• _WORK REQUIRED_
Sift the listing for lines that hold the string "download" and pull them out.

====== DATA EXTRACT ======

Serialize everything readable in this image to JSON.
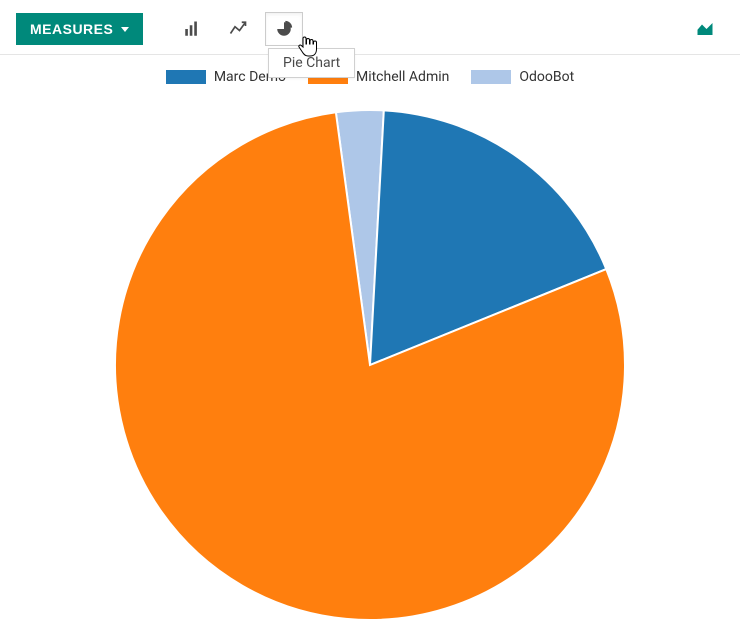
{
  "toolbar": {
    "measures_label": "MEASURES",
    "tooltip": "Pie Chart"
  },
  "legend": [
    {
      "label": "Marc Demo",
      "color": "#1f77b4"
    },
    {
      "label": "Mitchell Admin",
      "color": "#ff7f0e"
    },
    {
      "label": "OdooBot",
      "color": "#aec7e8"
    }
  ],
  "chart_data": {
    "type": "pie",
    "title": "",
    "series": [
      {
        "name": "Marc Demo",
        "value": 18,
        "color": "#1f77b4"
      },
      {
        "name": "Mitchell Admin",
        "value": 79,
        "color": "#ff7f0e"
      },
      {
        "name": "OdooBot",
        "value": 3,
        "color": "#aec7e8"
      }
    ]
  }
}
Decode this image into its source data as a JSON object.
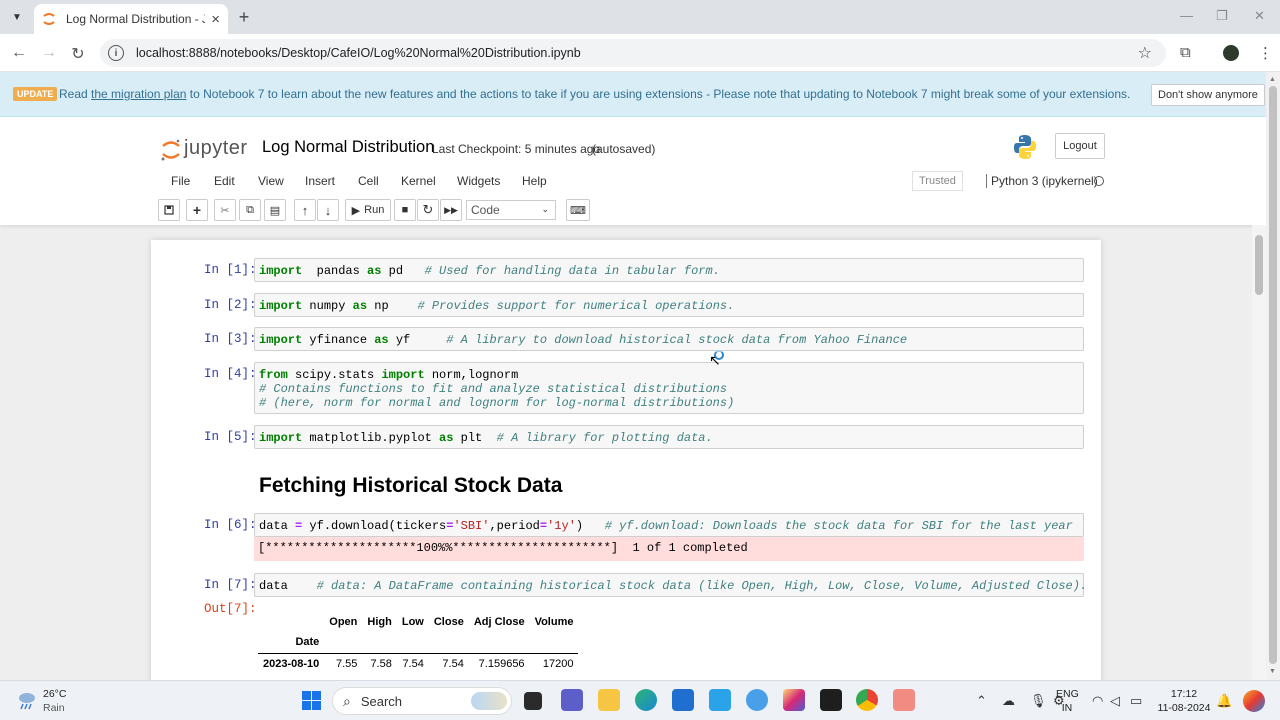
{
  "browser": {
    "tab_title": "Log Normal Distribution - Jupyter",
    "url": "localhost:8888/notebooks/Desktop/CafeIO/Log%20Normal%20Distribution.ipynb",
    "new_tab": "+",
    "tab_close": "×"
  },
  "banner": {
    "badge": "UPDATE",
    "text_before": "Read ",
    "link": "the migration plan",
    "text_after": " to Notebook 7 to learn about the new features and the actions to take if you are using extensions - Please note that updating to Notebook 7 might break some of your extensions.",
    "dismiss": "Don't show anymore"
  },
  "header": {
    "logo_text": "jupyter",
    "notebook_name": "Log Normal Distribution",
    "checkpoint": "Last Checkpoint: 5 minutes ago",
    "autosaved": "(autosaved)",
    "logout": "Logout"
  },
  "menu": [
    "File",
    "Edit",
    "View",
    "Insert",
    "Cell",
    "Kernel",
    "Widgets",
    "Help"
  ],
  "kernel": {
    "trusted": "Trusted",
    "name": "Python 3 (ipykernel)"
  },
  "toolbar": {
    "run_label": "Run",
    "cell_type": "Code"
  },
  "cells": [
    {
      "prompt": "In [1]:",
      "code": [
        [
          [
            "kw",
            "import"
          ],
          [
            "",
            "  pandas "
          ],
          [
            "kw",
            "as"
          ],
          [
            "",
            " pd   "
          ],
          [
            "cm",
            "# Used for handling data in tabular form."
          ]
        ]
      ]
    },
    {
      "prompt": "In [2]:",
      "code": [
        [
          [
            "kw",
            "import"
          ],
          [
            "",
            " numpy "
          ],
          [
            "kw",
            "as"
          ],
          [
            "",
            " np    "
          ],
          [
            "cm",
            "# Provides support for numerical operations."
          ]
        ]
      ]
    },
    {
      "prompt": "In [3]:",
      "code": [
        [
          [
            "kw",
            "import"
          ],
          [
            "",
            " yfinance "
          ],
          [
            "kw",
            "as"
          ],
          [
            "",
            " yf     "
          ],
          [
            "cm",
            "# A library to download historical stock data from Yahoo Finance"
          ]
        ]
      ]
    },
    {
      "prompt": "In [4]:",
      "code": [
        [
          [
            "kw",
            "from"
          ],
          [
            "",
            " scipy.stats "
          ],
          [
            "kw",
            "import"
          ],
          [
            "",
            " norm,lognorm"
          ]
        ],
        [
          [
            "cm",
            "# Contains functions to fit and analyze statistical distributions"
          ]
        ],
        [
          [
            "cm",
            "# (here, norm for normal and lognorm for log-normal distributions)"
          ]
        ]
      ]
    },
    {
      "prompt": "In [5]:",
      "code": [
        [
          [
            "kw",
            "import"
          ],
          [
            "",
            " matplotlib.pyplot "
          ],
          [
            "kw",
            "as"
          ],
          [
            "",
            " plt  "
          ],
          [
            "cm",
            "# A library for plotting data."
          ]
        ]
      ]
    },
    {
      "heading": "Fetching Historical Stock Data"
    },
    {
      "prompt": "In [6]:",
      "code": [
        [
          [
            "",
            "data "
          ],
          [
            "op",
            "="
          ],
          [
            "",
            " yf.download(tickers"
          ],
          [
            "op",
            "="
          ],
          [
            "st",
            "'SBI'"
          ],
          [
            "",
            ",period"
          ],
          [
            "op",
            "="
          ],
          [
            "st",
            "'1y'"
          ],
          [
            "",
            ")   "
          ],
          [
            "cm",
            "# yf.download: Downloads the stock data for SBI for the last year"
          ]
        ]
      ],
      "stderr": "[*********************100%%**********************]  1 of 1 completed"
    },
    {
      "prompt": "In [7]:",
      "code": [
        [
          [
            "",
            "data    "
          ],
          [
            "cm",
            "# data: A DataFrame containing historical stock data (like Open, High, Low, Close, Volume, Adjusted Close)."
          ]
        ]
      ]
    }
  ],
  "output7": {
    "prompt": "Out[7]:",
    "columns": [
      "Open",
      "High",
      "Low",
      "Close",
      "Adj Close",
      "Volume"
    ],
    "index_name": "Date",
    "rows": [
      {
        "index": "2023-08-10",
        "values": [
          "7.55",
          "7.58",
          "7.54",
          "7.54",
          "7.159656",
          "17200"
        ]
      }
    ]
  },
  "taskbar": {
    "temperature": "26°C",
    "condition": "Rain",
    "search": "Search",
    "lang1": "ENG",
    "lang2": "IN",
    "time": "17:12",
    "date": "11-08-2024"
  }
}
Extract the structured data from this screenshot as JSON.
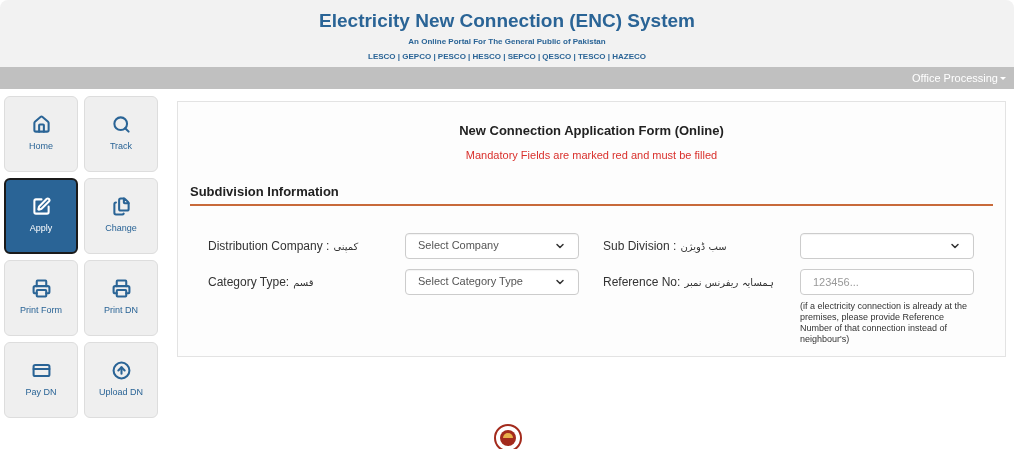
{
  "header": {
    "title": "Electricity New Connection (ENC) System",
    "subtitle": "An Online Portal For The General Public of Pakistan",
    "companies": "LESCO | GEPCO | PESCO | HESCO | SEPCO | QESCO | TESCO | HAZECO"
  },
  "menu_bar": {
    "label": "Office Processing"
  },
  "nav": [
    {
      "label": "Home",
      "kind": "home",
      "selected": false
    },
    {
      "label": "Track",
      "kind": "search",
      "selected": false
    },
    {
      "label": "Apply",
      "kind": "edit",
      "selected": true
    },
    {
      "label": "Change",
      "kind": "files",
      "selected": false
    },
    {
      "label": "Print Form",
      "kind": "printer",
      "selected": false
    },
    {
      "label": "Print DN",
      "kind": "printer",
      "selected": false
    },
    {
      "label": "Pay DN",
      "kind": "card",
      "selected": false
    },
    {
      "label": "Upload DN",
      "kind": "upload",
      "selected": false
    }
  ],
  "form": {
    "title": "New Connection Application Form (Online)",
    "notice": "Mandatory Fields are marked red and must be filled",
    "section": "Subdivision Information",
    "fields": [
      {
        "label": "Distribution Company :",
        "label_urdu": "کمپنی",
        "kind": "select",
        "value": "Select Company"
      },
      {
        "label": "Sub Division :",
        "label_urdu": "سب ڈویژن",
        "kind": "select"
      },
      {
        "label": "Category Type:",
        "label_urdu": "قسم",
        "kind": "select",
        "value": "Select Category Type"
      },
      {
        "label": "Reference No:",
        "label_urdu": "ہمسایہ ریفرنس نمبر",
        "kind": "input",
        "placeholder": "123456...",
        "help": "(if a electricity connection is already at the premises, please provide Reference Number of that connection instead of neighbour's)"
      }
    ]
  }
}
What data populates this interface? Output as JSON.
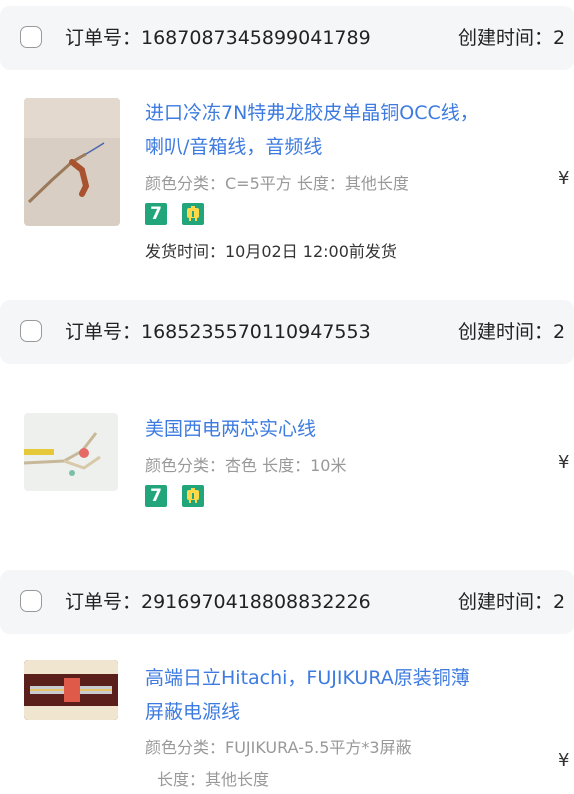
{
  "orders": [
    {
      "order_no_label": "订单号：1687087345899041789",
      "created_label": "创建时间：2",
      "product": {
        "title": "进口冷冻7N特弗龙胶皮单晶铜OCC线，喇叭/音箱线，音频线",
        "attrs": "颜色分类：C=5平方  长度：其他长度",
        "price_symbol": "¥",
        "ship_time": "发货时间：10月02日 12:00前发货"
      }
    },
    {
      "order_no_label": "订单号：1685235570110947553",
      "created_label": "创建时间：2",
      "product": {
        "title": "美国西电两芯实心线",
        "attrs": "颜色分类：杏色  长度：10米",
        "price_symbol": "¥"
      }
    },
    {
      "order_no_label": "订单号：2916970418808832226",
      "created_label": "创建时间：2",
      "product": {
        "title": "高端日立Hitachi，FUJIKURA原装铜薄屏蔽电源线",
        "attrs": "颜色分类：FUJIKURA-5.5平方*3屏蔽",
        "attrs2": "长度：其他长度",
        "price_symbol": "¥"
      }
    }
  ],
  "badge_seven_text": "7",
  "icons": [
    "seven-day-return-icon",
    "shipping-insurance-icon"
  ],
  "colors": {
    "link": "#3d7be0",
    "badge": "#22a57a",
    "header_bg": "#f5f6f8"
  }
}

======

• _RESPONSE_
            "# A library to download historical stock data from Yahoo Finance"
            " yf.download(tickers"
            "# yf.download: Downloads the stock data for SBI for the last year"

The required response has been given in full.